WRITTEN PROBLEM:
From the entries below, copy every line where the string "this" appears.

RAW RECORDS:
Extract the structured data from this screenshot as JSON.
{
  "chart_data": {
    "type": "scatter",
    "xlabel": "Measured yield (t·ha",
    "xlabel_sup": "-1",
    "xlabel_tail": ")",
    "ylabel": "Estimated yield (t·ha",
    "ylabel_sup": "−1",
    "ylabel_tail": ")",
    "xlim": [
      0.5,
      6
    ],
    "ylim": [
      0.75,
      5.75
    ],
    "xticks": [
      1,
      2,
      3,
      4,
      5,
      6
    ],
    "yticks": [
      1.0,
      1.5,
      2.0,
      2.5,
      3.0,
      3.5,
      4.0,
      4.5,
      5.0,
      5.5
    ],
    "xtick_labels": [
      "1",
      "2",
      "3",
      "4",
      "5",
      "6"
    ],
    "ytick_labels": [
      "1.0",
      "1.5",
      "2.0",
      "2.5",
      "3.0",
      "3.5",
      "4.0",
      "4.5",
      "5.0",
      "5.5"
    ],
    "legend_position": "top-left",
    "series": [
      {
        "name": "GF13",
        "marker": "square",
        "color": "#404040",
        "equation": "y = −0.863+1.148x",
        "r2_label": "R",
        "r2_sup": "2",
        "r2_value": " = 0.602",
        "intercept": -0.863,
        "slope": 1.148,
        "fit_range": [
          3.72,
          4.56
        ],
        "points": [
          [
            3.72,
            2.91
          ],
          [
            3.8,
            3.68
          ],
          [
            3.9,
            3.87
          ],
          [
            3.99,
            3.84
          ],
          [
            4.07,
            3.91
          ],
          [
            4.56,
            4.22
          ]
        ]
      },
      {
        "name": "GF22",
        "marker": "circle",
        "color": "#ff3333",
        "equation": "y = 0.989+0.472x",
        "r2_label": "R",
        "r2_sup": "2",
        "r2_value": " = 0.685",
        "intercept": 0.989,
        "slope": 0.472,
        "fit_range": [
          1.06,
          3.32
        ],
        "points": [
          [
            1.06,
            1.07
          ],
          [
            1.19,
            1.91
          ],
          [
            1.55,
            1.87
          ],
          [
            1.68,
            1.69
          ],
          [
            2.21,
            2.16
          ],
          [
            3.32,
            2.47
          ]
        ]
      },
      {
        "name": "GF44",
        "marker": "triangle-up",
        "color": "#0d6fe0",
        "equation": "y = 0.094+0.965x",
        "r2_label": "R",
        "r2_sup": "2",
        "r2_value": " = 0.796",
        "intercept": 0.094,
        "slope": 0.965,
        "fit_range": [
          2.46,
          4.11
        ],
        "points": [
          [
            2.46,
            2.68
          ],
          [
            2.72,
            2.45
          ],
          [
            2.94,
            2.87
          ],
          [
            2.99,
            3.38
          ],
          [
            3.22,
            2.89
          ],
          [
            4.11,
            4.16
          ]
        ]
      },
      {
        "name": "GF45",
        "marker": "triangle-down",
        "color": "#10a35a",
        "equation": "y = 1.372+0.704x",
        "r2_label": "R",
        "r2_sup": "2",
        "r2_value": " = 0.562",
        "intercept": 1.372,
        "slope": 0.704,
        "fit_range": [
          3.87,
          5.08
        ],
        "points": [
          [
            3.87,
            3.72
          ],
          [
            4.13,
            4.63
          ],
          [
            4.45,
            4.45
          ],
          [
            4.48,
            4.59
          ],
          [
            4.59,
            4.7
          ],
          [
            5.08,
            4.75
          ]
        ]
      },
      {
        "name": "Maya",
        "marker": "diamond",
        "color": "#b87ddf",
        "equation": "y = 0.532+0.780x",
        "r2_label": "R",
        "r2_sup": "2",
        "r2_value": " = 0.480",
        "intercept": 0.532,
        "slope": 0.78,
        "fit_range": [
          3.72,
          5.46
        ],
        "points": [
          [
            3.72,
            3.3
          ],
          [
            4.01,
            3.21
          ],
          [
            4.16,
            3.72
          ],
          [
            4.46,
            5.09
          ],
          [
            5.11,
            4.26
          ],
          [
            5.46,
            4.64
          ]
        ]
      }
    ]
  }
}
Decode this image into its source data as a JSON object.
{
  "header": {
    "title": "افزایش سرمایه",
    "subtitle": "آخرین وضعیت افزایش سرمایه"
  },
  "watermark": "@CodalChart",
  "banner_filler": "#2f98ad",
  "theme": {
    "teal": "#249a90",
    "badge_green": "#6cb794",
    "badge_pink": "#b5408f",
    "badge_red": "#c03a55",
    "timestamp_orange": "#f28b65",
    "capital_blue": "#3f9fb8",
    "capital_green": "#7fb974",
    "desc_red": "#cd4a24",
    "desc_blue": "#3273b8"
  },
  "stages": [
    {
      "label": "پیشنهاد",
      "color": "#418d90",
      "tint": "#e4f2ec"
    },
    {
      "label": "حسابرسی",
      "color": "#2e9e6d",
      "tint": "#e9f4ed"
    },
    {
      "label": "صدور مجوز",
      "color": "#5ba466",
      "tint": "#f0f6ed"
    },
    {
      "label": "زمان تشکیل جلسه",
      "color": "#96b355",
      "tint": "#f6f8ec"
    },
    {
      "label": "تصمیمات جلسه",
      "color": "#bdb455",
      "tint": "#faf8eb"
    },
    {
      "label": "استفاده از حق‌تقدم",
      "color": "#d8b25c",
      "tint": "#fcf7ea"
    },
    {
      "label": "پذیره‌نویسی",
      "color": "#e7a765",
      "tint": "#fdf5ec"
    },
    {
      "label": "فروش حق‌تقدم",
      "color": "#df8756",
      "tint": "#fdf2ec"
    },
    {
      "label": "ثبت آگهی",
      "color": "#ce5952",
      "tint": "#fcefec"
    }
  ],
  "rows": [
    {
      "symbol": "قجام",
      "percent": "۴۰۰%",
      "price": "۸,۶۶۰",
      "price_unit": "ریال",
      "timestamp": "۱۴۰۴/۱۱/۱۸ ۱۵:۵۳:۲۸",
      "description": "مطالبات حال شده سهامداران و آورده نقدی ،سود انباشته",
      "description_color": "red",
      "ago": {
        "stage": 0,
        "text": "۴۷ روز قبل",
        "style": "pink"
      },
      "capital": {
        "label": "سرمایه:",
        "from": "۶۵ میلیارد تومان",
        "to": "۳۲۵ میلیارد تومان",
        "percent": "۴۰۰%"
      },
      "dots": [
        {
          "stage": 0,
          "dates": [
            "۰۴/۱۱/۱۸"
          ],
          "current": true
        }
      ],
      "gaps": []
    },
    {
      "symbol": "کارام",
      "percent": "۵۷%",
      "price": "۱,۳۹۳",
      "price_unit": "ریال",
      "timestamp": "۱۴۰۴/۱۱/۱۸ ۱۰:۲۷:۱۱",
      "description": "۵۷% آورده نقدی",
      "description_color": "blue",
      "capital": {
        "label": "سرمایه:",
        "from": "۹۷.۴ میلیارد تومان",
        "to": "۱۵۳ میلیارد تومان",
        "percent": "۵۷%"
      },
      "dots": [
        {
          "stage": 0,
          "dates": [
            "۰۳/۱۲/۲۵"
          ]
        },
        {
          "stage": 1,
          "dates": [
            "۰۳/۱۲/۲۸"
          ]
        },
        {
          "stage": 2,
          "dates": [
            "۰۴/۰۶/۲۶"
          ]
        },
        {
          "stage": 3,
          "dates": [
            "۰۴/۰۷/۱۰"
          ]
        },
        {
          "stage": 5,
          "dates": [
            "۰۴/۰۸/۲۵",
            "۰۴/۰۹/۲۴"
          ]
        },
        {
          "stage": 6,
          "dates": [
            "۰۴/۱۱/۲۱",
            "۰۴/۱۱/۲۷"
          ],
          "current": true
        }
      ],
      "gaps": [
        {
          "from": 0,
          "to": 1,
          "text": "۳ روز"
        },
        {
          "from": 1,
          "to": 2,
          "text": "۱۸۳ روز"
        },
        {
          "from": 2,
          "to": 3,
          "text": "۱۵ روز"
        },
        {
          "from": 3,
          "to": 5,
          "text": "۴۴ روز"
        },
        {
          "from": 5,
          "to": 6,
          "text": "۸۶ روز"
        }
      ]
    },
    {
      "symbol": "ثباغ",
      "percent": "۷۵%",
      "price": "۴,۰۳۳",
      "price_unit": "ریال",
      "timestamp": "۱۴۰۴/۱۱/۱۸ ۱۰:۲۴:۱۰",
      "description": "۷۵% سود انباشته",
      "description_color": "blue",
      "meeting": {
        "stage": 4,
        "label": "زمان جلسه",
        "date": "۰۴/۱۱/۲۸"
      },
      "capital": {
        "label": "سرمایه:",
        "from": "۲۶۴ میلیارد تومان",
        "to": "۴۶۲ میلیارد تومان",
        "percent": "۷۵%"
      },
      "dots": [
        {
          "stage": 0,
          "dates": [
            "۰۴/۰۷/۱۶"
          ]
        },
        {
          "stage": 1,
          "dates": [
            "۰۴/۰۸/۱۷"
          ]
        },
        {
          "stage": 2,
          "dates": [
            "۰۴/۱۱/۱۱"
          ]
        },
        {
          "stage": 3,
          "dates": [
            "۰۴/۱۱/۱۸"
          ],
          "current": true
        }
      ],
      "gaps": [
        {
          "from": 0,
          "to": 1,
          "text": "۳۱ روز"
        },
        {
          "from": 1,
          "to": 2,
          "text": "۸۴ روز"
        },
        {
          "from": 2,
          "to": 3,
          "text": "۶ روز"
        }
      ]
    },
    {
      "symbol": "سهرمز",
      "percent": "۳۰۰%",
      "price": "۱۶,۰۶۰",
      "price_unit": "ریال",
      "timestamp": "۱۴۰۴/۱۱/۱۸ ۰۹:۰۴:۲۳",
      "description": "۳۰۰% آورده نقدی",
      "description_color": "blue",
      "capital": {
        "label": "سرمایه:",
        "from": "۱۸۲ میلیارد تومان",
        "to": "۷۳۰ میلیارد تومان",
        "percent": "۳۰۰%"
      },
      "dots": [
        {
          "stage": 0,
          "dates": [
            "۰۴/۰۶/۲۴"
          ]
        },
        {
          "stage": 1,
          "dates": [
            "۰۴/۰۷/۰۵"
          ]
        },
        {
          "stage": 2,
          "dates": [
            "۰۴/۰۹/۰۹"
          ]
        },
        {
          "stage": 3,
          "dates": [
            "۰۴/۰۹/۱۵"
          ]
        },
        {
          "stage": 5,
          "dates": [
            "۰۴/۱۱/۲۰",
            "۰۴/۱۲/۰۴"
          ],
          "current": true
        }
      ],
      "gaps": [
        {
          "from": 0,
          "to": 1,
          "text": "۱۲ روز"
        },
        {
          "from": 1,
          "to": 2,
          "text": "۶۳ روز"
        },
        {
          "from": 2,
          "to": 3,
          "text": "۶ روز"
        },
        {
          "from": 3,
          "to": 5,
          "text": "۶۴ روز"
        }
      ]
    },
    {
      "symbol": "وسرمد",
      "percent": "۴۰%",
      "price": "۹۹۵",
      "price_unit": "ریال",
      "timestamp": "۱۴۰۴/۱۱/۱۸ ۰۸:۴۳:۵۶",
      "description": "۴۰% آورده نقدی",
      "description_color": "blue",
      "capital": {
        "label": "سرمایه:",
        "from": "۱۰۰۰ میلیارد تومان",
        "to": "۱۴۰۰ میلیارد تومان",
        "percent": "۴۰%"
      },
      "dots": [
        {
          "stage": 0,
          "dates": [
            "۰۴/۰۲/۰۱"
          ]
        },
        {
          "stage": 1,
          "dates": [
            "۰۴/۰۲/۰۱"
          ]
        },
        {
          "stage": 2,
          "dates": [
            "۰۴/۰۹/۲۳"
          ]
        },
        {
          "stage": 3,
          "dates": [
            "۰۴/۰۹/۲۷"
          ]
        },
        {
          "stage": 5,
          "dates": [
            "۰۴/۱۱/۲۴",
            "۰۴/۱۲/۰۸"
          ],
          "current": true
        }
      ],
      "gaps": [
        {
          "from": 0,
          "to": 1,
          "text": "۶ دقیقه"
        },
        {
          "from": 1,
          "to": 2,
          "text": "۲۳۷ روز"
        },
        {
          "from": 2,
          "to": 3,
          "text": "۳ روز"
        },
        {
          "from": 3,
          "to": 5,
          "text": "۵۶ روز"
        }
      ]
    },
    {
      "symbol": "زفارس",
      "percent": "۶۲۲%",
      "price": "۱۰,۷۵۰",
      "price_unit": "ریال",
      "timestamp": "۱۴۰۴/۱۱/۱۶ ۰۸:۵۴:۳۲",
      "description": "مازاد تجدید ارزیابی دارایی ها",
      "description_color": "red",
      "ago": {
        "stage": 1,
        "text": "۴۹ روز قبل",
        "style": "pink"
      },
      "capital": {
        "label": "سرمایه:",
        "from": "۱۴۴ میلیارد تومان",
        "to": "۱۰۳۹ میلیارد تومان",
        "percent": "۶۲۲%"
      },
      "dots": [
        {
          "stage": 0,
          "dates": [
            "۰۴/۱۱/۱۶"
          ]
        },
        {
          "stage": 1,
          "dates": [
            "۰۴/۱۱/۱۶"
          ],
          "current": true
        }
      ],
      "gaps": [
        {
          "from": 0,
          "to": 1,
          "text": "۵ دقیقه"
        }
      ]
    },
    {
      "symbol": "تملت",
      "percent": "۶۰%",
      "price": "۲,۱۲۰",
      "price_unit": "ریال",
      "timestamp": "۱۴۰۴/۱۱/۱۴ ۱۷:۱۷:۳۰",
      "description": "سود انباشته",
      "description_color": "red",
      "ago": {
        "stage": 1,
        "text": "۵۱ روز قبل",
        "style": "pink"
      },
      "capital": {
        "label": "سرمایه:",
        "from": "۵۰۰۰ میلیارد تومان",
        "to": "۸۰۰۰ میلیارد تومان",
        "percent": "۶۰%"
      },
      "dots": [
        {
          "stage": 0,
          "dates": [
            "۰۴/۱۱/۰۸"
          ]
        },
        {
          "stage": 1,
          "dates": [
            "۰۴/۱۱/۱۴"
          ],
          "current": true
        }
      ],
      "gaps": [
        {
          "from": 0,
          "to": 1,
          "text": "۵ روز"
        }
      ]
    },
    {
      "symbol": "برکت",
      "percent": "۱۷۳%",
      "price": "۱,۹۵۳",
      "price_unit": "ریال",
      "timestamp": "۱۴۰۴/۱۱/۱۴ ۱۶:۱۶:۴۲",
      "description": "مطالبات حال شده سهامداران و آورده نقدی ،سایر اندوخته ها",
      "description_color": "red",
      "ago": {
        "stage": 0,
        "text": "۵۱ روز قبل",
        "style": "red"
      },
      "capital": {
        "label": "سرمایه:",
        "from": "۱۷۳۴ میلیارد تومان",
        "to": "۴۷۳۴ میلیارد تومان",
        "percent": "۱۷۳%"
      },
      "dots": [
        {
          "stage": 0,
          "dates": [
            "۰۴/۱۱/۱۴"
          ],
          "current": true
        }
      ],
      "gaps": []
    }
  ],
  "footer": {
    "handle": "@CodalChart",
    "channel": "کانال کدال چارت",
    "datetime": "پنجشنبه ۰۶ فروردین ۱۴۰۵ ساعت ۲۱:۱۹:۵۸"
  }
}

THE SOLUTION:
Extract the structured data from this screenshot as JSON.
Decode this image into its source data as a JSON object.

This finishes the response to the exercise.